=== Kutipan Terpilih ===

C. Tujuan Penelitian Adapun tujuan penelitian ini adalah untuk mengetahui dan menjelaskan peta potensi konflik sosial di Kabupaten Tanggamus yang merujuk pada kategori wilayah rural (pedesaan) dan urban (perkotaan). Selain itu, diharapkan mendapatkan gambaran mengenai situasi terkini mengenai potensi konflik sosial dan pola persebarannya berdasarkan wilayah rural dan urban di Kabupaten Tanggamus.
D. Manfaat Hasil Penelitian Diharapkan hasil penelitian ini dapat memberikan manfaat baik secara teoritis maupun praktis, diantaranya yakni:
10
a. Manfaat Teoritis Manfaat penelitian ini bila dilihat dari aspek teoritis, diharapkan nantinya penelitian ini mampu memperkaya literatur atau kajian mengenai pemetaan potensi konflik sosial. Dilihat dari aspek metodologis (ilmu-ilmu/cara yang digunakan untuk memperoleh kebenaran), hasil penelitian ini nantinya diharapkan dapat dijadikan bahan pertimbangan bagi proses penelitian selanjutnya, khususnya untuk lingkup yang lebih spesifik.
b.
Manfaat Praktis
Adapun pada aspek praktisnya yakni diharapkan penelitian ini nantinya dapat memberikan masukan yang berarti bagi para pemangku kepentingan (stakeholders), baik pihak kepolisian daerah, pemerintah daerah, dan dinasdinas terkait di lingkungan Pemkab Tanggamus, dalam menciptakan situasi rasa aman di tengah masyarakat.

=== Entri yang Disediakan ===

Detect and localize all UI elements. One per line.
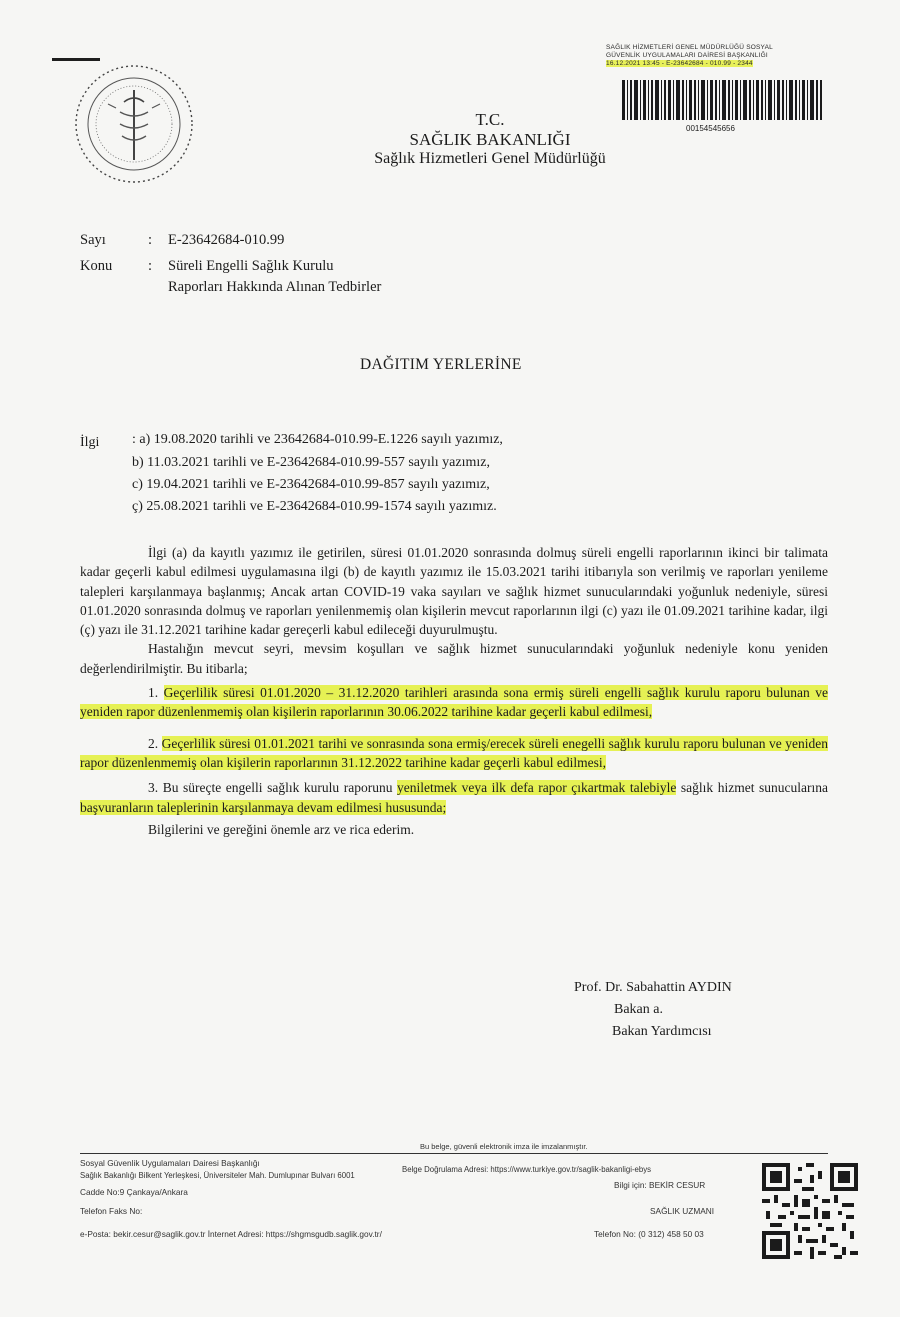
item-1-number: 1.	[148, 685, 159, 701]
barcode-number: 00154545656	[686, 124, 735, 133]
signatory-role-1: Bakan a.	[614, 1002, 663, 1017]
letter-body	[80, 543, 828, 839]
registry-stamp	[606, 44, 846, 69]
ilgi-item-c-cedilla: ç) 25.08.2021 tarihli ve E-23642684-010.99-1574 sayılı yazımız.	[132, 499, 497, 514]
footer-telefon-faks: Telefon Faks No:	[80, 1206, 143, 1216]
header-directorate: Sağlık Hizmetleri Genel Müdürlüğü	[374, 150, 606, 167]
header-tc: T.C.	[475, 110, 505, 129]
header-ministry: SAĞLIK BAKANLIĞI	[409, 130, 571, 149]
sayi-value: E-23642684-010.99	[168, 232, 285, 248]
footer-unit: Sosyal Güvenlik Uygulamaları Dairesi Başkanlığı	[80, 1158, 260, 1168]
item-3-part-a: 3. Bu süreçte engelli sağlık kurulu raporunu	[148, 780, 398, 796]
item-3	[80, 778, 828, 817]
footer-esign-notice: Bu belge, güvenli elektronik imza ile imzalanmıştır.	[420, 1142, 588, 1151]
item-1	[80, 683, 828, 722]
item-1-text: Geçerlilik süresi 01.01.2020 – 31.12.2020 tarihleri arasında sona ermiş süreli engelli sağlık kurulu raporu bulunan ve yeniden rapor düzenlenmemiş olan kişilerin raporlarının 30.06.2022 tarihine kadar geçerli kabul edilmesi,	[80, 685, 829, 720]
footer-divider	[80, 1153, 828, 1154]
ilgi-item-b: b) 11.03.2021 tarihli ve E-23642684-010.99-557 sayılı yazımız,	[132, 455, 490, 470]
konu-label: Konu	[80, 258, 113, 274]
sayi-colon: :	[148, 232, 153, 248]
footer-contact-phone: Telefon No: (0 312) 458 50 03	[594, 1229, 704, 1239]
item-3-part-b: yeniletmek veya ilk defa rapor çıkartmak talebiyle	[397, 780, 677, 796]
qr-code	[762, 1163, 858, 1259]
footer-contact-title: SAĞLIK UZMANI	[650, 1206, 715, 1216]
konu-line-1: Süreli Engelli Sağlık Kurulu	[168, 258, 334, 274]
konu-line-2: Raporları Hakkında Alınan Tedbirler	[168, 279, 382, 295]
item-2-number: 2.	[148, 735, 159, 751]
paragraph-1: İlgi (a) da kayıtlı yazımız ile getirilen, süresi 01.01.2020 sonrasında dolmuş süreli engelli raporlarının ikinci bir talimata kadar geçerli kabul edilmesi uygulamasına ilgi (b) de kayıtlı yazımız ile 15.03.2021 tarihi itibarıyla son verilmiş ve raporları yenileme talepleri karşılanmaya başlanmış; Ancak artan COVID-19 vaka sayıları ve sağlık hizmet sunucularındaki yoğunluk nedeniyle, süresi 01.01.2020 sonrasında dolmuş ve raporları yenilenmemiş olan kişilerin mevcut raporlarının ilgi (c) yazı ile 01.09.2021 tarihine kadar, ilgi (ç) yazı ile 31.12.2021 tarihine kadar gereçerli kabul edileceği duyurulmuştu.	[80, 545, 828, 638]
sayi-label: Sayı	[80, 232, 106, 248]
ilgi-item-a: : a) 19.08.2020 tarihli ve 23642684-010.99-E.1226 sayılı yazımız,	[132, 432, 503, 447]
footer-address: Sağlık Bakanlığı Bilkent Yerleşkesi, Üniversiteler Mah. Dumlupınar Bulvarı 6001	[80, 1171, 355, 1180]
stamp-line-1: SAĞLIK HİZMETLERİ GENEL MÜDÜRLÜĞÜ SOSYAL	[606, 44, 773, 51]
ministry-seal-logo	[72, 62, 196, 186]
pen-mark	[52, 58, 100, 61]
footer-cadde: Cadde No:9 Çankaya/Ankara	[80, 1187, 188, 1197]
paragraph-closing: Bilgilerini ve gereğini önemle arz ve rica ederim.	[148, 821, 415, 837]
stamp-line-3: 16.12.2021 13:45 - E-23642684 - 010.99 - 2344	[606, 60, 753, 68]
item-2	[80, 734, 828, 773]
footer-email-web: e-Posta: bekir.cesur@saglik.gov.tr İnternet Adresi: https://shgmsgudb.saglik.gov.tr/	[80, 1229, 382, 1239]
item-3-part-d: başvuranların taleplerinin karşılanmaya devam edilmesi hususunda;	[80, 799, 447, 815]
footer-verify-url: Belge Doğrulama Adresi: https://www.turkiye.gov.tr/saglik-bakanligi-ebys	[402, 1165, 652, 1174]
stamp-line-2: GÜVENLİK UYGULAMALARI DAİRESİ BAŞKANLIĞI	[606, 52, 768, 60]
item-3-part-c: sağlık hizmet sunucularına	[676, 780, 828, 796]
ilgi-item-c: c) 19.04.2021 tarihli ve E-23642684-010.99-857 sayılı yazımız,	[132, 477, 490, 492]
item-2-text: Geçerlilik süresi 01.01.2021 tarihi ve sonrasında sona ermiş/erecek süreli enegelli sağlık kurulu raporu bulunan ve yeniden rapor düzenlenmemiş olan kişilerin raporlarının 31.12.2022 tarihine kadar geçerli kabul edilmesi,	[80, 735, 829, 770]
paragraph-2: Hastalığın mevcut seyri, mevsim koşulları ve sağlık hizmet sunucularındaki yoğunluk nedeniyle konu yeniden değerlendirilmiştir. Bu itibarla;	[80, 641, 828, 676]
ilgi-label: İlgi	[80, 435, 100, 450]
konu-colon: :	[148, 258, 153, 274]
signatory-role-2: Bakan Yardımcısı	[612, 1024, 712, 1039]
footer-contact-name: Bilgi için: BEKİR CESUR	[614, 1180, 706, 1190]
barcode	[622, 80, 822, 120]
recipient-heading: DAĞITIM YERLERİNE	[360, 356, 522, 373]
signatory-name: Prof. Dr. Sabahattin AYDIN	[574, 980, 732, 995]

===

- **Instruksi Tugas**: Salin kata demi kata bagian kutipan terpilih yang diawali kata-kata "D. Manfaat Hasil" dan diakhiri "yang lebih spesifik.".

- **Jawaban Tugas**:
D. Manfaat Hasil Penelitian Diharapkan hasil penelitian ini dapat memberikan manfaat baik secara teoritis maupun praktis, diantaranya yakni:
10
a. Manfaat Teoritis Manfaat penelitian ini bila dilihat dari aspek teoritis, diharapkan nantinya penelitian ini mampu memperkaya literatur atau kajian mengenai pemetaan potensi konflik sosial. Dilihat dari aspek metodologis (ilmu-ilmu/cara yang digunakan untuk memperoleh kebenaran), hasil penelitian ini nantinya diharapkan dapat dijadikan bahan pertimbangan bagi proses penelitian selanjutnya, khususnya untuk lingkup yang lebih spesifik.